───── Raw records

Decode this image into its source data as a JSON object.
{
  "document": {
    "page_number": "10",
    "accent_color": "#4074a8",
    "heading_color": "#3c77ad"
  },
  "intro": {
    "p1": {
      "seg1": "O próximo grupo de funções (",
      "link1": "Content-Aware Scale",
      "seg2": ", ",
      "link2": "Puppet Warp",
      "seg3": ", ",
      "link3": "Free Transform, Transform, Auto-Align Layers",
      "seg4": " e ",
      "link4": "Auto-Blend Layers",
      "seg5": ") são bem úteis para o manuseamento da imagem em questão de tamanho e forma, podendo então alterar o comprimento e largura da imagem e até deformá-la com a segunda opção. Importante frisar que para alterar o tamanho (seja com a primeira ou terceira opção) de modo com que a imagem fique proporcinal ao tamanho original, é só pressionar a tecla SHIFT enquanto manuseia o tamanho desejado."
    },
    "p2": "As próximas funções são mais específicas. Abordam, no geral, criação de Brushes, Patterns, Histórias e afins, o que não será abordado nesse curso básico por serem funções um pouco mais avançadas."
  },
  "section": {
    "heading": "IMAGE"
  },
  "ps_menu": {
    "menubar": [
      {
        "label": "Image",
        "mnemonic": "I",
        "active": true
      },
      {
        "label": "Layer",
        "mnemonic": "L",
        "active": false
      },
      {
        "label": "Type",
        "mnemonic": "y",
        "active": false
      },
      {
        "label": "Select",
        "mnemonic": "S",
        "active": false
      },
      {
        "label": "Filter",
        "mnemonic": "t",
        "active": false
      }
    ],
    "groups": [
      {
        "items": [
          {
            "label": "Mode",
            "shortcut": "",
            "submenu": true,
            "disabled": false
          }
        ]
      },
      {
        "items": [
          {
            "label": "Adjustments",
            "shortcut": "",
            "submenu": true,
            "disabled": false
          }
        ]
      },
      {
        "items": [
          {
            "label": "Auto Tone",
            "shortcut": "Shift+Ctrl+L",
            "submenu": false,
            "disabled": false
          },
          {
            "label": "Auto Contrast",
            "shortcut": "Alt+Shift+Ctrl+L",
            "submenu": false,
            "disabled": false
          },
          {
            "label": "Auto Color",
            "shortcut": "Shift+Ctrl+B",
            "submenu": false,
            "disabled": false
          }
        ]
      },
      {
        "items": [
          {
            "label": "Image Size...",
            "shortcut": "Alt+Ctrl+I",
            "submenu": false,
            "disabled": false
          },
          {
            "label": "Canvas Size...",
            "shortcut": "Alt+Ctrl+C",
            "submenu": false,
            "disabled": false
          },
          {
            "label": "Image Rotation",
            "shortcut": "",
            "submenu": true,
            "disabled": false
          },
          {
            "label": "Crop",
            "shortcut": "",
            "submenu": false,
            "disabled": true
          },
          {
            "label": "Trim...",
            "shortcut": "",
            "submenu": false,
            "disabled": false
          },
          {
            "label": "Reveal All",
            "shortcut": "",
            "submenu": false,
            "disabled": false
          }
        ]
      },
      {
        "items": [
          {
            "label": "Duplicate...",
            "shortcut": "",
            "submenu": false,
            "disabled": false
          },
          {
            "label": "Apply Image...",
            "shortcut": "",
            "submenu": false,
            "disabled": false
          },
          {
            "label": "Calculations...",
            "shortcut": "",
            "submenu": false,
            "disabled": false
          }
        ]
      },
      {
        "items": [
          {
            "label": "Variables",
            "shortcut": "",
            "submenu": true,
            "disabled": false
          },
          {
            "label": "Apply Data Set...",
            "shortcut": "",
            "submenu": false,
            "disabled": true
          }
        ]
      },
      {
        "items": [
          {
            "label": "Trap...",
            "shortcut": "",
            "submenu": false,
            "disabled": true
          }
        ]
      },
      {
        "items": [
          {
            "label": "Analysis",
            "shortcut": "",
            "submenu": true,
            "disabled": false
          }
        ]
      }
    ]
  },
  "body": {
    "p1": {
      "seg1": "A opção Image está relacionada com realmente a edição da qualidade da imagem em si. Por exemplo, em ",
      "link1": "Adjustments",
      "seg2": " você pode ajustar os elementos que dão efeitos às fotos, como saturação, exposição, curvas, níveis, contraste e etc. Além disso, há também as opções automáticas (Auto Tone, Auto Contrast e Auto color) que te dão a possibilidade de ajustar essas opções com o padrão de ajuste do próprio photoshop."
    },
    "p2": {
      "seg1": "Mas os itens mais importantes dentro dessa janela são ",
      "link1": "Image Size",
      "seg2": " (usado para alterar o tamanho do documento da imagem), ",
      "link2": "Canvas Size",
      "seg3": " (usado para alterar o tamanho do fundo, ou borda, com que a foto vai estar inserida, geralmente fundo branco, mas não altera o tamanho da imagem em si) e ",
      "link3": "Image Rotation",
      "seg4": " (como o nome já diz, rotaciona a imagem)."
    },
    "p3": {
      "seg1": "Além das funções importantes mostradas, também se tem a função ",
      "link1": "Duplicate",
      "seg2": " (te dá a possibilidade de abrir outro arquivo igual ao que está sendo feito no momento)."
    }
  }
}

──────────

* Exercise instructions
All of the entries must be written out exactly as they stand.

* The reply
Decode this image into its source data as a JSON object.
{
  "document": {
    "page_number": "10",
    "accent_color": "#4074a8",
    "heading_color": "#3c77ad"
  },
  "intro": {
    "p1": {
      "seg1": "O próximo grupo de funções (",
      "link1": "Content-Aware Scale",
      "seg2": ", ",
      "link2": "Puppet Warp",
      "seg3": ", ",
      "link3": "Free Transform, Transform, Auto-Align Layers",
      "seg4": " e ",
      "link4": "Auto-Blend Layers",
      "seg5": ") são bem úteis para o manuseamento da imagem em questão de tamanho e forma, podendo então alterar o comprimento e largura da imagem e até deformá-la com a segunda opção. Importante frisar que para alterar o tamanho (seja com a primeira ou terceira opção) de modo com que a imagem fique proporcinal ao tamanho original, é só pressionar a tecla SHIFT enquanto manuseia o tamanho desejado."
    },
    "p2": "As próximas funções são mais específicas. Abordam, no geral, criação de Brushes, Patterns, Histórias e afins, o que não será abordado nesse curso básico por serem funções um pouco mais avançadas."
  },
  "section": {
    "heading": "IMAGE"
  },
  "ps_menu": {
    "menubar": [
      {
        "label": "Image",
        "mnemonic": "I",
        "active": true
      },
      {
        "label": "Layer",
        "mnemonic": "L",
        "active": false
      },
      {
        "label": "Type",
        "mnemonic": "y",
        "active": false
      },
      {
        "label": "Select",
        "mnemonic": "S",
        "active": false
      },
      {
        "label": "Filter",
        "mnemonic": "t",
        "active": false
      }
    ],
    "groups": [
      {
        "items": [
          {
            "label": "Mode",
            "shortcut": "",
            "submenu": true,
            "disabled": false
          }
        ]
      },
      {
        "items": [
          {
            "label": "Adjustments",
            "shortcut": "",
            "submenu": true,
            "disabled": false
          }
        ]
      },
      {
        "items": [
          {
            "label": "Auto Tone",
            "shortcut": "Shift+Ctrl+L",
            "submenu": false,
            "disabled": false
          },
          {
            "label": "Auto Contrast",
            "shortcut": "Alt+Shift+Ctrl+L",
            "submenu": false,
            "disabled": false
          },
          {
            "label": "Auto Color",
            "shortcut": "Shift+Ctrl+B",
            "submenu": false,
            "disabled": false
          }
        ]
      },
      {
        "items": [
          {
            "label": "Image Size...",
            "shortcut": "Alt+Ctrl+I",
            "submenu": false,
            "disabled": false
          },
          {
            "label": "Canvas Size...",
            "shortcut": "Alt+Ctrl+C",
            "submenu": false,
            "disabled": false
          },
          {
            "label": "Image Rotation",
            "shortcut": "",
            "submenu": true,
            "disabled": false
          },
          {
            "label": "Crop",
            "shortcut": "",
            "submenu": false,
            "disabled": true
          },
          {
            "label": "Trim...",
            "shortcut": "",
            "submenu": false,
            "disabled": false
          },
          {
            "label": "Reveal All",
            "shortcut": "",
            "submenu": false,
            "disabled": false
          }
        ]
      },
      {
        "items": [
          {
            "label": "Duplicate...",
            "shortcut": "",
            "submenu": false,
            "disabled": false
          },
          {
            "label": "Apply Image...",
            "shortcut": "",
            "submenu": false,
            "disabled": false
          },
          {
            "label": "Calculations...",
            "shortcut": "",
            "submenu": false,
            "disabled": false
          }
        ]
      },
      {
        "items": [
          {
            "label": "Variables",
            "shortcut": "",
            "submenu": true,
            "disabled": false
          },
          {
            "label": "Apply Data Set...",
            "shortcut": "",
            "submenu": false,
            "disabled": true
          }
        ]
      },
      {
        "items": [
          {
            "label": "Trap...",
            "shortcut": "",
            "submenu": false,
            "disabled": true
          }
        ]
      },
      {
        "items": [
          {
            "label": "Analysis",
            "shortcut": "",
            "submenu": true,
            "disabled": false
          }
        ]
      }
    ]
  },
  "body": {
    "p1": {
      "seg1": "A opção Image está relacionada com realmente a edição da qualidade da imagem em si. Por exemplo, em ",
      "link1": "Adjustments",
      "seg2": " você pode ajustar os elementos que dão efeitos às fotos, como saturação, exposição, curvas, níveis, contraste e etc. Além disso, há também as opções automáticas (Auto Tone, Auto Contrast e Auto color) que te dão a possibilidade de ajustar essas opções com o padrão de ajuste do próprio photoshop."
    },
    "p2": {
      "seg1": "Mas os itens mais importantes dentro dessa janela são ",
      "link1": "Image Size",
      "seg2": " (usado para alterar o tamanho do documento da imagem), ",
      "link2": "Canvas Size",
      "seg3": " (usado para alterar o tamanho do fundo, ou borda, com que a foto vai estar inserida, geralmente fundo branco, mas não altera o tamanho da imagem em si) e ",
      "link3": "Image Rotation",
      "seg4": " (como o nome já diz, rotaciona a imagem)."
    },
    "p3": {
      "seg1": "Além das funções importantes mostradas, também se tem a função ",
      "link1": "Duplicate",
      "seg2": " (te dá a possibilidade de abrir outro arquivo igual ao que está sendo feito no momento)."
    }
  }
}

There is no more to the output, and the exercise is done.